▶ _Your task_
Write the lines of the data as a JSON list of strings with one string per line and no blank lines. Start at the line containing "more-button[interactable]: ··· More" and stop after the line containing "video-tile[interactable]: 🎤 นางอัญลักษณ์".

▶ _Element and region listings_
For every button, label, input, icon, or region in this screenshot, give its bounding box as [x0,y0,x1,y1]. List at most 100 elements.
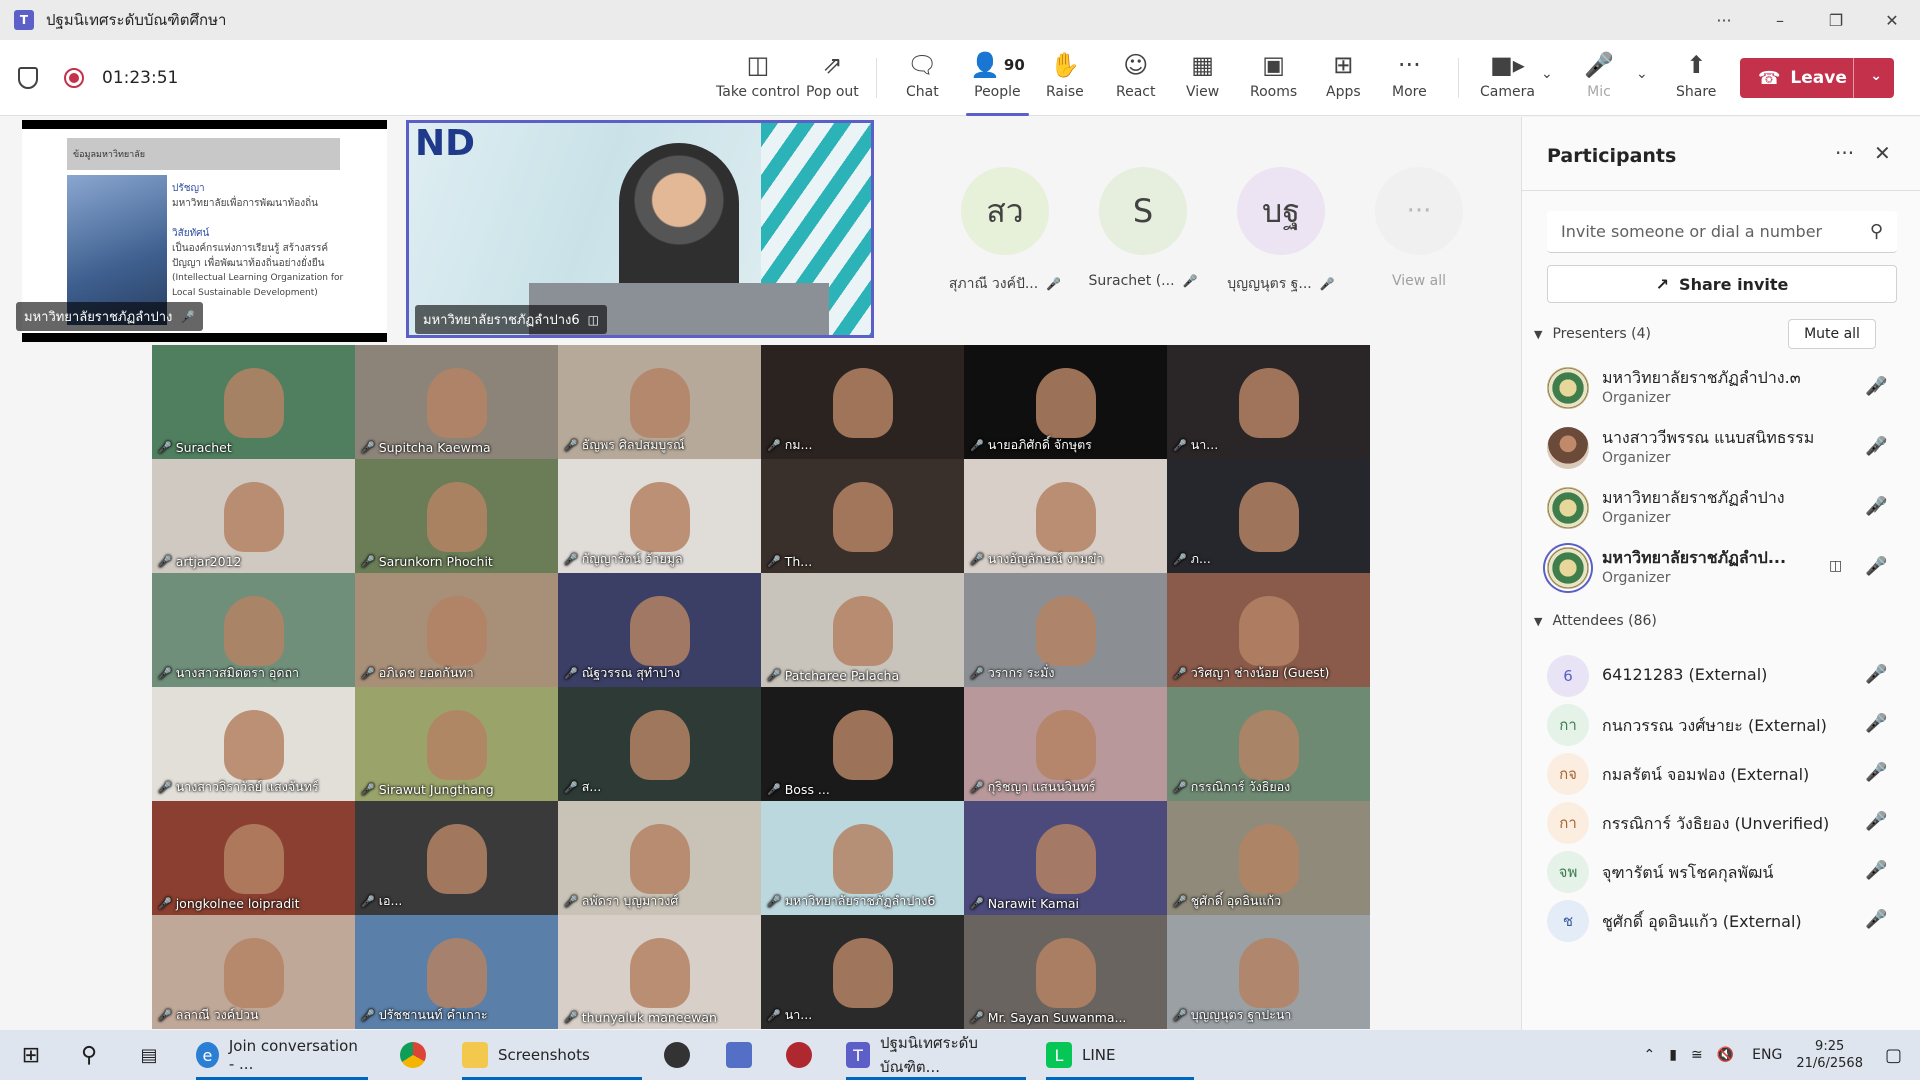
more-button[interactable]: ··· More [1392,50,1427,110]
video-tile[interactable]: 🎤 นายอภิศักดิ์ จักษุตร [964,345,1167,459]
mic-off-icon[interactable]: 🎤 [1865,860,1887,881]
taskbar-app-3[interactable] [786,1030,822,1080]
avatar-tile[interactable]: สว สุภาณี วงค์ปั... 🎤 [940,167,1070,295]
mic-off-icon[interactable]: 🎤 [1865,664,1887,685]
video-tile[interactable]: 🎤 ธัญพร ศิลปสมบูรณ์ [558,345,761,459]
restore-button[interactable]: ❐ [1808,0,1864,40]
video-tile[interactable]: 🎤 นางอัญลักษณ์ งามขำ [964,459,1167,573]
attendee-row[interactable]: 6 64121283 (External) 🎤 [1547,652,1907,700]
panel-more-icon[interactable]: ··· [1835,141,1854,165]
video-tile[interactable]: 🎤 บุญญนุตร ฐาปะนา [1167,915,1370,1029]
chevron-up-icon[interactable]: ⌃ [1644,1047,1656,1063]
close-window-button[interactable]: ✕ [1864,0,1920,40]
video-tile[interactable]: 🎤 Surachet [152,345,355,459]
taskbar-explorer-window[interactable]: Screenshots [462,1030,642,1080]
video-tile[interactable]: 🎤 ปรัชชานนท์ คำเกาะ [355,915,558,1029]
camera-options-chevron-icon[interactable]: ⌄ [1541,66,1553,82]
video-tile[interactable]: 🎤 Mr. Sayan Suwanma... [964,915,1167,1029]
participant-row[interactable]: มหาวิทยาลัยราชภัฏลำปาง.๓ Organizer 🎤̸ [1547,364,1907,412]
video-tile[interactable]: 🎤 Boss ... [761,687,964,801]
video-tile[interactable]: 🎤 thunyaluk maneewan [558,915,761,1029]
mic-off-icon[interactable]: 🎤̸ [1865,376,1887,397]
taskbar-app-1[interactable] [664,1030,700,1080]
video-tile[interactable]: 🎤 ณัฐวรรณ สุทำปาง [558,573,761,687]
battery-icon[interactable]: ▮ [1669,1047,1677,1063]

▶ _Complete response_
[
  "more-button[interactable]: ··· More [1392,50,1427,110]",
  "video-tile[interactable]: 🎤 นายอภิศักดิ์ จักษุตร [964,345,1167,459]",
  "mic-off-icon[interactable]: 🎤 [1865,860,1887,881]",
  "taskbar-app-3[interactable] [786,1030,822,1080]",
  "avatar-tile[interactable]: สว สุภาณี วงค์ปั... 🎤 [940,167,1070,295]",
  "mic-off-icon[interactable]: 🎤 [1865,664,1887,685]",
  "video-tile[interactable]: 🎤 ธัญพร ศิลปสมบูรณ์ [558,345,761,459]",
  "restore-button[interactable]: ❐ [1808,0,1864,40]",
  "video-tile[interactable]: 🎤 นางอัญลักษณ์ งามขำ [964,459,1167,573]"
]